Supplied material –
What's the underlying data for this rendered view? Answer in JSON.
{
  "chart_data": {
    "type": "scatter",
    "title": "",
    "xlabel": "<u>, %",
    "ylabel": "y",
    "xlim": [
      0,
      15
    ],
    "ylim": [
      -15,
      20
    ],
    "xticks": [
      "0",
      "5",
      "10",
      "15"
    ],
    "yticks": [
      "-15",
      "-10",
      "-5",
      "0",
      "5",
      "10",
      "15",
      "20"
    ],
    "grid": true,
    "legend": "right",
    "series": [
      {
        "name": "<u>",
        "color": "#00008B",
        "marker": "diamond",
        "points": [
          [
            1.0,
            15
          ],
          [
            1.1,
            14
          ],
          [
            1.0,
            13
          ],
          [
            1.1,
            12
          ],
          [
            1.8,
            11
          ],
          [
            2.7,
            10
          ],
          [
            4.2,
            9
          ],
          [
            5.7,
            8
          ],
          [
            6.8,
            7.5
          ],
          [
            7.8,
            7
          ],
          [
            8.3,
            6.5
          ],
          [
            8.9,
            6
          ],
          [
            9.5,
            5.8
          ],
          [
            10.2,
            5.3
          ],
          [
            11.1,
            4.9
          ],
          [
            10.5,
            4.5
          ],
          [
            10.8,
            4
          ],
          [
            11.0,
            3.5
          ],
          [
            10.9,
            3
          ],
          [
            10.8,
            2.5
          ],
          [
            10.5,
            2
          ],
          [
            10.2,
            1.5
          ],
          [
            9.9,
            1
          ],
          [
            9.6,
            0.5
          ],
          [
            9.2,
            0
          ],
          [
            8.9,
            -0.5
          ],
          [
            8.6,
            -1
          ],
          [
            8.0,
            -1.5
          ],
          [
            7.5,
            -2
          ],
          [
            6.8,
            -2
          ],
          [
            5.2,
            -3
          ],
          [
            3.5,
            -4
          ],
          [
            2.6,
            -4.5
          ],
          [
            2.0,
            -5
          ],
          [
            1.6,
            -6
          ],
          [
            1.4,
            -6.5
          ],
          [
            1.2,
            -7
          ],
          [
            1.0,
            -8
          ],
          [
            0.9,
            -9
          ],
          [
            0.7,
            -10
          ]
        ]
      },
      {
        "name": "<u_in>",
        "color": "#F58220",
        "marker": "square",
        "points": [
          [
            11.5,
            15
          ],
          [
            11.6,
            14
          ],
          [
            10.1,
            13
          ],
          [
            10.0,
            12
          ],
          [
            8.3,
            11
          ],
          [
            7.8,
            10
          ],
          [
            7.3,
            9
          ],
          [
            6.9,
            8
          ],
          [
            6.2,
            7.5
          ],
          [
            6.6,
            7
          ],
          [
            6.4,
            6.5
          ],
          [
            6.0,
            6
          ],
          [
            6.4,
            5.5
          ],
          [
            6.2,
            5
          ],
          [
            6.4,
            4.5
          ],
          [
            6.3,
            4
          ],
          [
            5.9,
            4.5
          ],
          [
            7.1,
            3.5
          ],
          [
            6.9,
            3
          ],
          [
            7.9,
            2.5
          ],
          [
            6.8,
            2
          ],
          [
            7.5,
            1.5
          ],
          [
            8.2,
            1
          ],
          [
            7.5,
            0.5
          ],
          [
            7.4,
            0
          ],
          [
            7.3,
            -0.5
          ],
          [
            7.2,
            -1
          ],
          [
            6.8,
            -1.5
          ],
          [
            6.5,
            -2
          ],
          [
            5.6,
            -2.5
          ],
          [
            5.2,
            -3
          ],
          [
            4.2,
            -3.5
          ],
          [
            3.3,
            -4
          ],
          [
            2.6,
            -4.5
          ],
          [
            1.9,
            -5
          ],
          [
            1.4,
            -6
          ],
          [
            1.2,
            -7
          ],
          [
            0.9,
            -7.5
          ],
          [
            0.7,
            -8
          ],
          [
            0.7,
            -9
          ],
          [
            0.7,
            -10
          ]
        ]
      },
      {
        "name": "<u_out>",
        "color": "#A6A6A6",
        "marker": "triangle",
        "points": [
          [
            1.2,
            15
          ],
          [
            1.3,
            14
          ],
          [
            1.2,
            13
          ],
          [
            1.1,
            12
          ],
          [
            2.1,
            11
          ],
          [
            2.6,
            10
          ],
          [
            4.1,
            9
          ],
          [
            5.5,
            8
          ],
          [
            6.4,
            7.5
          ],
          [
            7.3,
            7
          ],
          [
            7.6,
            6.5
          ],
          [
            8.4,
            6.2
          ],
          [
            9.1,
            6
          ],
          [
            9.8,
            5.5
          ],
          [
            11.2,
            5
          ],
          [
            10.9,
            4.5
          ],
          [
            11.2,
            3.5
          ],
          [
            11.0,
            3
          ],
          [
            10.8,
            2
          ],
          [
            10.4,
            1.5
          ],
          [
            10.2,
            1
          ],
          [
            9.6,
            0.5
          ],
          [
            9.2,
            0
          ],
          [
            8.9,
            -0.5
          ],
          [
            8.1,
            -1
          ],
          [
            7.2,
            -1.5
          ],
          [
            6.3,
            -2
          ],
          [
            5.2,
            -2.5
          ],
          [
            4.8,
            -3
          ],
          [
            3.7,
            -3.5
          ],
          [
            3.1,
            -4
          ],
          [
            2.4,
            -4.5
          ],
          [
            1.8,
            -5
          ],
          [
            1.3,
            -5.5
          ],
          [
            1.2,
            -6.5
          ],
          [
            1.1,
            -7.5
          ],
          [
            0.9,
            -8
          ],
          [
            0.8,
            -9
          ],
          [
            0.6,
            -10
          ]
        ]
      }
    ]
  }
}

Written problem – Extract the listing in its entirety and repeat it exactly.

Written response –
What's the underlying data for this rendered view? Answer in JSON.
{
  "chart_data": {
    "type": "scatter",
    "title": "",
    "xlabel": "<u>, %",
    "ylabel": "y",
    "xlim": [
      0,
      15
    ],
    "ylim": [
      -15,
      20
    ],
    "xticks": [
      "0",
      "5",
      "10",
      "15"
    ],
    "yticks": [
      "-15",
      "-10",
      "-5",
      "0",
      "5",
      "10",
      "15",
      "20"
    ],
    "grid": true,
    "legend": "right",
    "series": [
      {
        "name": "<u>",
        "color": "#00008B",
        "marker": "diamond",
        "points": [
          [
            1.0,
            15
          ],
          [
            1.1,
            14
          ],
          [
            1.0,
            13
          ],
          [
            1.1,
            12
          ],
          [
            1.8,
            11
          ],
          [
            2.7,
            10
          ],
          [
            4.2,
            9
          ],
          [
            5.7,
            8
          ],
          [
            6.8,
            7.5
          ],
          [
            7.8,
            7
          ],
          [
            8.3,
            6.5
          ],
          [
            8.9,
            6
          ],
          [
            9.5,
            5.8
          ],
          [
            10.2,
            5.3
          ],
          [
            11.1,
            4.9
          ],
          [
            10.5,
            4.5
          ],
          [
            10.8,
            4
          ],
          [
            11.0,
            3.5
          ],
          [
            10.9,
            3
          ],
          [
            10.8,
            2.5
          ],
          [
            10.5,
            2
          ],
          [
            10.2,
            1.5
          ],
          [
            9.9,
            1
          ],
          [
            9.6,
            0.5
          ],
          [
            9.2,
            0
          ],
          [
            8.9,
            -0.5
          ],
          [
            8.6,
            -1
          ],
          [
            8.0,
            -1.5
          ],
          [
            7.5,
            -2
          ],
          [
            6.8,
            -2
          ],
          [
            5.2,
            -3
          ],
          [
            3.5,
            -4
          ],
          [
            2.6,
            -4.5
          ],
          [
            2.0,
            -5
          ],
          [
            1.6,
            -6
          ],
          [
            1.4,
            -6.5
          ],
          [
            1.2,
            -7
          ],
          [
            1.0,
            -8
          ],
          [
            0.9,
            -9
          ],
          [
            0.7,
            -10
          ]
        ]
      },
      {
        "name": "<u_in>",
        "color": "#F58220",
        "marker": "square",
        "points": [
          [
            11.5,
            15
          ],
          [
            11.6,
            14
          ],
          [
            10.1,
            13
          ],
          [
            10.0,
            12
          ],
          [
            8.3,
            11
          ],
          [
            7.8,
            10
          ],
          [
            7.3,
            9
          ],
          [
            6.9,
            8
          ],
          [
            6.2,
            7.5
          ],
          [
            6.6,
            7
          ],
          [
            6.4,
            6.5
          ],
          [
            6.0,
            6
          ],
          [
            6.4,
            5.5
          ],
          [
            6.2,
            5
          ],
          [
            6.4,
            4.5
          ],
          [
            6.3,
            4
          ],
          [
            5.9,
            4.5
          ],
          [
            7.1,
            3.5
          ],
          [
            6.9,
            3
          ],
          [
            7.9,
            2.5
          ],
          [
            6.8,
            2
          ],
          [
            7.5,
            1.5
          ],
          [
            8.2,
            1
          ],
          [
            7.5,
            0.5
          ],
          [
            7.4,
            0
          ],
          [
            7.3,
            -0.5
          ],
          [
            7.2,
            -1
          ],
          [
            6.8,
            -1.5
          ],
          [
            6.5,
            -2
          ],
          [
            5.6,
            -2.5
          ],
          [
            5.2,
            -3
          ],
          [
            4.2,
            -3.5
          ],
          [
            3.3,
            -4
          ],
          [
            2.6,
            -4.5
          ],
          [
            1.9,
            -5
          ],
          [
            1.4,
            -6
          ],
          [
            1.2,
            -7
          ],
          [
            0.9,
            -7.5
          ],
          [
            0.7,
            -8
          ],
          [
            0.7,
            -9
          ],
          [
            0.7,
            -10
          ]
        ]
      },
      {
        "name": "<u_out>",
        "color": "#A6A6A6",
        "marker": "triangle",
        "points": [
          [
            1.2,
            15
          ],
          [
            1.3,
            14
          ],
          [
            1.2,
            13
          ],
          [
            1.1,
            12
          ],
          [
            2.1,
            11
          ],
          [
            2.6,
            10
          ],
          [
            4.1,
            9
          ],
          [
            5.5,
            8
          ],
          [
            6.4,
            7.5
          ],
          [
            7.3,
            7
          ],
          [
            7.6,
            6.5
          ],
          [
            8.4,
            6.2
          ],
          [
            9.1,
            6
          ],
          [
            9.8,
            5.5
          ],
          [
            11.2,
            5
          ],
          [
            10.9,
            4.5
          ],
          [
            11.2,
            3.5
          ],
          [
            11.0,
            3
          ],
          [
            10.8,
            2
          ],
          [
            10.4,
            1.5
          ],
          [
            10.2,
            1
          ],
          [
            9.6,
            0.5
          ],
          [
            9.2,
            0
          ],
          [
            8.9,
            -0.5
          ],
          [
            8.1,
            -1
          ],
          [
            7.2,
            -1.5
          ],
          [
            6.3,
            -2
          ],
          [
            5.2,
            -2.5
          ],
          [
            4.8,
            -3
          ],
          [
            3.7,
            -3.5
          ],
          [
            3.1,
            -4
          ],
          [
            2.4,
            -4.5
          ],
          [
            1.8,
            -5
          ],
          [
            1.3,
            -5.5
          ],
          [
            1.2,
            -6.5
          ],
          [
            1.1,
            -7.5
          ],
          [
            0.9,
            -8
          ],
          [
            0.8,
            -9
          ],
          [
            0.6,
            -10
          ]
        ]
      }
    ]
  }
}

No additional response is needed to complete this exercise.